** DATASET ENTRIES **
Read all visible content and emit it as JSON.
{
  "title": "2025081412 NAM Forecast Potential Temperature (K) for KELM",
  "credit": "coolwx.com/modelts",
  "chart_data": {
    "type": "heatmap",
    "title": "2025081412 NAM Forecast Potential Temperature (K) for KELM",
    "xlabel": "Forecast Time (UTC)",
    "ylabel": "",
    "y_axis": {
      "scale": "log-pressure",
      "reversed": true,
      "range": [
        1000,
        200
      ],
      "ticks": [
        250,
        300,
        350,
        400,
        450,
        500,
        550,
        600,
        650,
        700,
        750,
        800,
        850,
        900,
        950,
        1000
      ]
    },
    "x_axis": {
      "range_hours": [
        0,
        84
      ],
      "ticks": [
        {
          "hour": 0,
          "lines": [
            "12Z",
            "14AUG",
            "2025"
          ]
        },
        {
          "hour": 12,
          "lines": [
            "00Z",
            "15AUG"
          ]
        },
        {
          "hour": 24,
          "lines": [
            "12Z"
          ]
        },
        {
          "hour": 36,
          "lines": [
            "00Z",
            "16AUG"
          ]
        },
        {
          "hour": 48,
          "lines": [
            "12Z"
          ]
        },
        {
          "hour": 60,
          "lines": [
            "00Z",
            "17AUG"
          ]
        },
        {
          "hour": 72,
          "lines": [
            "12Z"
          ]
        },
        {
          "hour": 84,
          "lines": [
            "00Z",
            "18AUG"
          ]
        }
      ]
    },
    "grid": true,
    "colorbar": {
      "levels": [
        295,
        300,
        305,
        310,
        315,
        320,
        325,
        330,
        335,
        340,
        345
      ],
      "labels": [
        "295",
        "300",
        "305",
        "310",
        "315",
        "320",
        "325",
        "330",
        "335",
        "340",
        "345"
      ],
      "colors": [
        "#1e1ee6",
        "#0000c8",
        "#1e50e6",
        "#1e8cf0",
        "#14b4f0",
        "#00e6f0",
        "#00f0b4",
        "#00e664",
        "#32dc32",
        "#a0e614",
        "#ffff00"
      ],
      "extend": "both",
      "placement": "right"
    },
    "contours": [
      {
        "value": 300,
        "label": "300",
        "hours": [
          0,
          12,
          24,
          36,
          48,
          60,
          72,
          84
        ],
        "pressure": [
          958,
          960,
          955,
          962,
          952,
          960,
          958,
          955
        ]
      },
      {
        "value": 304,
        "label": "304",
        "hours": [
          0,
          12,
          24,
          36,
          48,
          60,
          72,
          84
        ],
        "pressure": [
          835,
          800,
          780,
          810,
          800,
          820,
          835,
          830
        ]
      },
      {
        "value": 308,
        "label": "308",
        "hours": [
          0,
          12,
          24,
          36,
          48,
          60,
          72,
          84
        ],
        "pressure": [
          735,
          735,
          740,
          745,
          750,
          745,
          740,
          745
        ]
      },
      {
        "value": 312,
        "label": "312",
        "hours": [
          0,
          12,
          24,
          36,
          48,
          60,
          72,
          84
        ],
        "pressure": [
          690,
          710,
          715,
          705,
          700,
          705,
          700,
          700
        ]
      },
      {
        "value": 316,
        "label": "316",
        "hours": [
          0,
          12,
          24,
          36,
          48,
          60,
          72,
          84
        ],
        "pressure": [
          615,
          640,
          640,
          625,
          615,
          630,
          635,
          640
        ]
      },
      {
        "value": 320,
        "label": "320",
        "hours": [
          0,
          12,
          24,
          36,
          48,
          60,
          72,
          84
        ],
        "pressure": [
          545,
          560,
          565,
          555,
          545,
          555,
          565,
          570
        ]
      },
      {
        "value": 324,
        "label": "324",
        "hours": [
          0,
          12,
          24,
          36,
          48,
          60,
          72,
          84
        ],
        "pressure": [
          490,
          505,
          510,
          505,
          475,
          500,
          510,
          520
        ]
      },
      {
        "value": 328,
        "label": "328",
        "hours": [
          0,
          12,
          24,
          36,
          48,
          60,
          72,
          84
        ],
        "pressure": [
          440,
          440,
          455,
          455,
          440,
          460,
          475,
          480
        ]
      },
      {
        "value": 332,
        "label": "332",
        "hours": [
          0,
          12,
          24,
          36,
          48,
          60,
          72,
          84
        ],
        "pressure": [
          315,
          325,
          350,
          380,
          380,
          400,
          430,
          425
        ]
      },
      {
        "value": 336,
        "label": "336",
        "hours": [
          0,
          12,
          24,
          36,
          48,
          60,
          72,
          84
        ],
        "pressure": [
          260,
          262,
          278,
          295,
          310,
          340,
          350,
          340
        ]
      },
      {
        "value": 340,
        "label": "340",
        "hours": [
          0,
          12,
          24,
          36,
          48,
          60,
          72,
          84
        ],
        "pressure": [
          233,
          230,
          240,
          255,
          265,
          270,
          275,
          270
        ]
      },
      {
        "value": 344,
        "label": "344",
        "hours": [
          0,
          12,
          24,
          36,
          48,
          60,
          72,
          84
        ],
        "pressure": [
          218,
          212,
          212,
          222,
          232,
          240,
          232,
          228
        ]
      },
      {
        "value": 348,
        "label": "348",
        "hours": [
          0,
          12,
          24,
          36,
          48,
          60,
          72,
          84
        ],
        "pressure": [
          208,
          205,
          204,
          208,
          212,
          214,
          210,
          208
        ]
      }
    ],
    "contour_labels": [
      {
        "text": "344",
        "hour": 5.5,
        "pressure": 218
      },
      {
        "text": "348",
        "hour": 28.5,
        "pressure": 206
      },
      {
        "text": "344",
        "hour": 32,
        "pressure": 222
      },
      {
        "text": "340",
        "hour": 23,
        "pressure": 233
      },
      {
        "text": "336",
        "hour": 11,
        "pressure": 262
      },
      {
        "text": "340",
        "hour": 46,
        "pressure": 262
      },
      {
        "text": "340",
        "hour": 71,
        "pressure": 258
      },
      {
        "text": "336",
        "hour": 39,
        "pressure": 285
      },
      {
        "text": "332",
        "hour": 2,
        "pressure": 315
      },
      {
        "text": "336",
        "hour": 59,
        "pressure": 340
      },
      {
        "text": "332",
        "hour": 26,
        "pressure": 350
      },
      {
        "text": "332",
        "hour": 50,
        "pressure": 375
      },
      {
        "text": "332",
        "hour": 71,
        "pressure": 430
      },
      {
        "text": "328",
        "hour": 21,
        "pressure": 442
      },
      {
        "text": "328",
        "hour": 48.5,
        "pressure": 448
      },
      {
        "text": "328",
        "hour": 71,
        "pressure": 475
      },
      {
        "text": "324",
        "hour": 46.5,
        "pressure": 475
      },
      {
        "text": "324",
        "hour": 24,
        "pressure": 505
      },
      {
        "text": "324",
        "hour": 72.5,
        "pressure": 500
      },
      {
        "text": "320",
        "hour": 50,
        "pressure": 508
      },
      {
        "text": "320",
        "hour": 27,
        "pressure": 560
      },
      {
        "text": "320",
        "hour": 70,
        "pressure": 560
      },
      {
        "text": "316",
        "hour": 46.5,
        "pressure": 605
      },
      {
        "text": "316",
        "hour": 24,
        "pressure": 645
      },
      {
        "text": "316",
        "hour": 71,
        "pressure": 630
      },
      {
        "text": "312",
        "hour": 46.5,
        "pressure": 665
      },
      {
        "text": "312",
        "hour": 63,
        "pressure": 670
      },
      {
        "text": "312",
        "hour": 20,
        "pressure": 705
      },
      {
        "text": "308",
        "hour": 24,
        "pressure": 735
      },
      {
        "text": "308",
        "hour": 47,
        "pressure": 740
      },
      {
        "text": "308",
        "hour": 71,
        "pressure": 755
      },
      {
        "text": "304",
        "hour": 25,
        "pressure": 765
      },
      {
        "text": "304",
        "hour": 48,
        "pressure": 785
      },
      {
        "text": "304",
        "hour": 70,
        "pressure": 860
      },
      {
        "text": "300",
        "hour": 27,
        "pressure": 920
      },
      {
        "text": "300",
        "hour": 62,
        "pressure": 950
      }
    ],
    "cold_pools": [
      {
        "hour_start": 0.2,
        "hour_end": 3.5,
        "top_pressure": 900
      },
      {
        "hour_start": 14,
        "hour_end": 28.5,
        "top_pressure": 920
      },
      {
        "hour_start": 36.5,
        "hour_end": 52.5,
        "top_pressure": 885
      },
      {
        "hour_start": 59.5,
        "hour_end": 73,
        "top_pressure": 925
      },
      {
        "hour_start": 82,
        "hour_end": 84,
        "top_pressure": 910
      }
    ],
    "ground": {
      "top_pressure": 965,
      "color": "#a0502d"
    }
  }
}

** YOUR OBJECTIVE **
Copy out all lines that carry the word "Potential".

** FULL OUTPUT **
  "title": "2025081412 NAM Forecast Potential Temperature (K) for KELM",
    "title": "2025081412 NAM Forecast Potential Temperature (K) for KELM",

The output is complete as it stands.